Tally the lines of the listing that contain the word "COMISIÓN", then give the total and nothing else.

**Stored entries:**
━━━━━━━━━━━━━━━━
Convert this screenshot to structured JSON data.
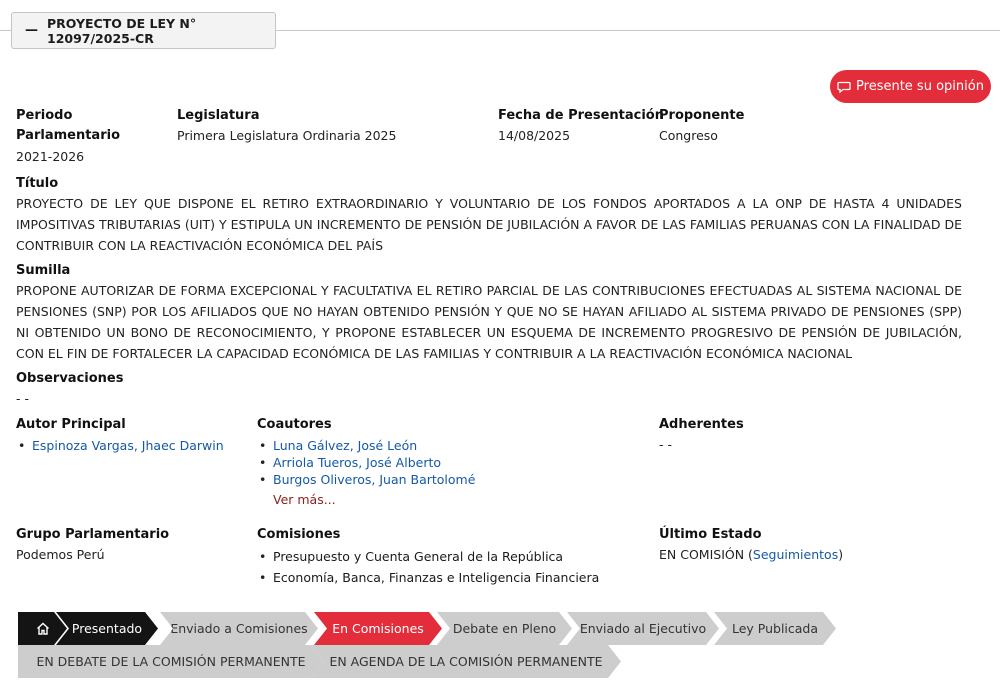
{
  "header": {
    "dash": "—",
    "title": "PROYECTO DE LEY N° 12097/2025-CR"
  },
  "opinion_button": {
    "label": "Presente su opinión",
    "icon": "chat-icon"
  },
  "info": {
    "periodo_label_1": "Periodo",
    "periodo_label_2": "Parlamentario",
    "periodo_value": "2021-2026",
    "legislatura_label": "Legislatura",
    "legislatura_value": "Primera Legislatura Ordinaria 2025",
    "fecha_label": "Fecha de Presentación",
    "fecha_value": "14/08/2025",
    "proponente_label": "Proponente",
    "proponente_value": "Congreso"
  },
  "titulo": {
    "label": "Título",
    "text": "PROYECTO DE LEY QUE DISPONE EL RETIRO EXTRAORDINARIO Y VOLUNTARIO DE LOS FONDOS APORTADOS A LA ONP DE HASTA 4 UNIDADES IMPOSITIVAS TRIBUTARIAS (UIT) Y ESTIPULA UN INCREMENTO DE PENSIÓN DE JUBILACIÓN A FAVOR DE LAS FAMILIAS PERUANAS CON LA FINALIDAD DE CONTRIBUIR CON LA REACTIVACIÓN ECONÓMICA DEL PAÍS"
  },
  "sumilla": {
    "label": "Sumilla",
    "text": "PROPONE AUTORIZAR DE FORMA EXCEPCIONAL Y FACULTATIVA EL RETIRO PARCIAL DE LAS CONTRIBUCIONES EFECTUADAS AL SISTEMA NACIONAL DE PENSIONES (SNP) POR LOS AFILIADOS QUE NO HAYAN OBTENIDO PENSIÓN Y QUE NO SE HAYAN AFILIADO AL SISTEMA PRIVADO DE PENSIONES (SPP) NI OBTENIDO UN BONO DE RECONOCIMIENTO, Y PROPONE ESTABLECER UN ESQUEMA DE INCREMENTO PROGRESIVO DE PENSIÓN DE JUBILACIÓN, CON EL FIN DE FORTALECER LA CAPACIDAD ECONÓMICA DE LAS FAMILIAS Y CONTRIBUIR A LA REACTIVACIÓN ECONÓMICA NACIONAL"
  },
  "observaciones": {
    "label": "Observaciones",
    "value": "- -"
  },
  "autor": {
    "label": "Autor Principal",
    "items": [
      "Espinoza Vargas, Jhaec Darwin"
    ]
  },
  "coautores": {
    "label": "Coautores",
    "items": [
      "Luna Gálvez, José León",
      "Arriola Tueros, José Alberto",
      "Burgos Oliveros, Juan Bartolomé"
    ],
    "more": "Ver más..."
  },
  "adherentes": {
    "label": "Adherentes",
    "value": "- -"
  },
  "grupo": {
    "label": "Grupo Parlamentario",
    "value": "Podemos Perú"
  },
  "comisiones": {
    "label": "Comisiones",
    "items": [
      "Presupuesto y Cuenta General de la República",
      "Economía, Banca, Finanzas e Inteligencia Financiera"
    ]
  },
  "estado": {
    "label": "Último Estado",
    "prefix": "EN COMISIÓN (",
    "link": "Seguimientos",
    "suffix": ")"
  },
  "progress": {
    "home_icon": "home-icon",
    "row1": [
      "Presentado",
      "Enviado a Comisiones",
      "En Comisiones",
      "Debate en Pleno",
      "Enviado al Ejecutivo",
      "Ley Publicada"
    ],
    "row2": [
      "EN DEBATE DE LA COMISIÓN PERMANENTE",
      "EN AGENDA DE LA COMISIÓN PERMANENTE"
    ],
    "colors": {
      "completed": "#141414",
      "current": "#e42d3a",
      "pending": "#cdcdcd"
    }
  }
}
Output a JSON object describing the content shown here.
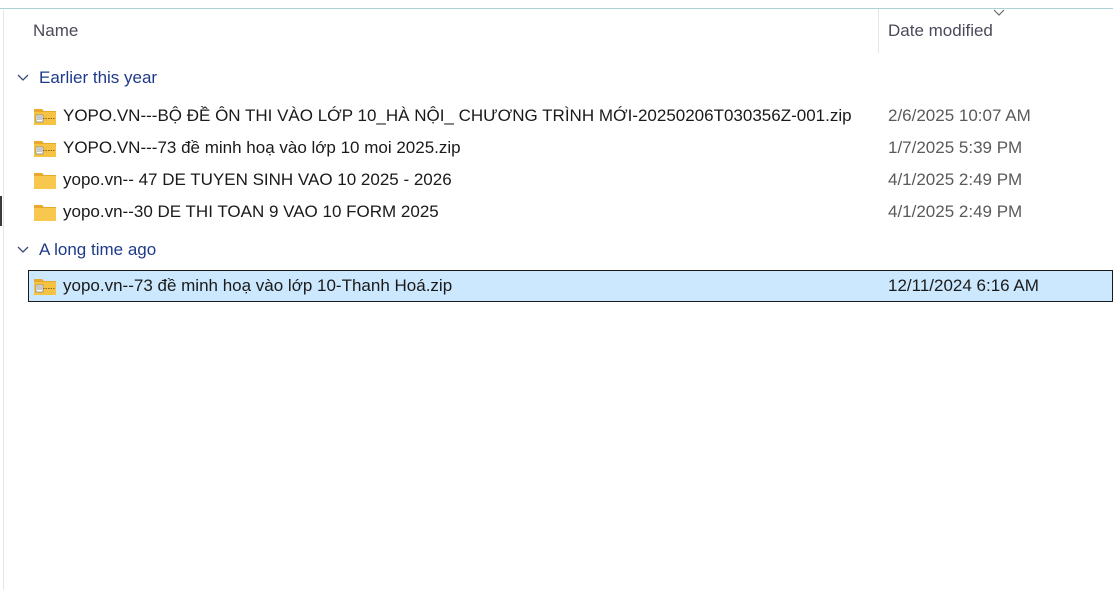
{
  "header": {
    "name_label": "Name",
    "date_label": "Date modified"
  },
  "groups": [
    {
      "label": "Earlier this year",
      "items": [
        {
          "name": "YOPO.VN---BỘ ĐỀ ÔN THI VÀO LỚP 10_HÀ NỘI_ CHƯƠNG TRÌNH MỚI-20250206T030356Z-001.zip",
          "date": "2/6/2025 10:07 AM",
          "icon": "zip-folder-icon"
        },
        {
          "name": "YOPO.VN---73 đề minh hoạ vào lớp 10 moi 2025.zip",
          "date": "1/7/2025 5:39 PM",
          "icon": "zip-folder-icon"
        },
        {
          "name": "yopo.vn-- 47 DE TUYEN SINH VAO 10 2025 - 2026",
          "date": "4/1/2025 2:49 PM",
          "icon": "folder-icon"
        },
        {
          "name": "yopo.vn--30 DE THI TOAN 9 VAO 10 FORM 2025",
          "date": "4/1/2025 2:49 PM",
          "icon": "folder-icon"
        }
      ]
    },
    {
      "label": "A long time ago",
      "items": [
        {
          "name": "yopo.vn--73 đề minh hoạ vào lớp 10-Thanh Hoá.zip",
          "date": "12/11/2024 6:16 AM",
          "icon": "zip-folder-icon",
          "selected": true
        }
      ]
    }
  ],
  "colors": {
    "group_label": "#1f3a8a",
    "selection": "#cce8ff",
    "folder": "#f5c242"
  }
}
━━━━━━━━━━━━━━━━
**RESULT:** 3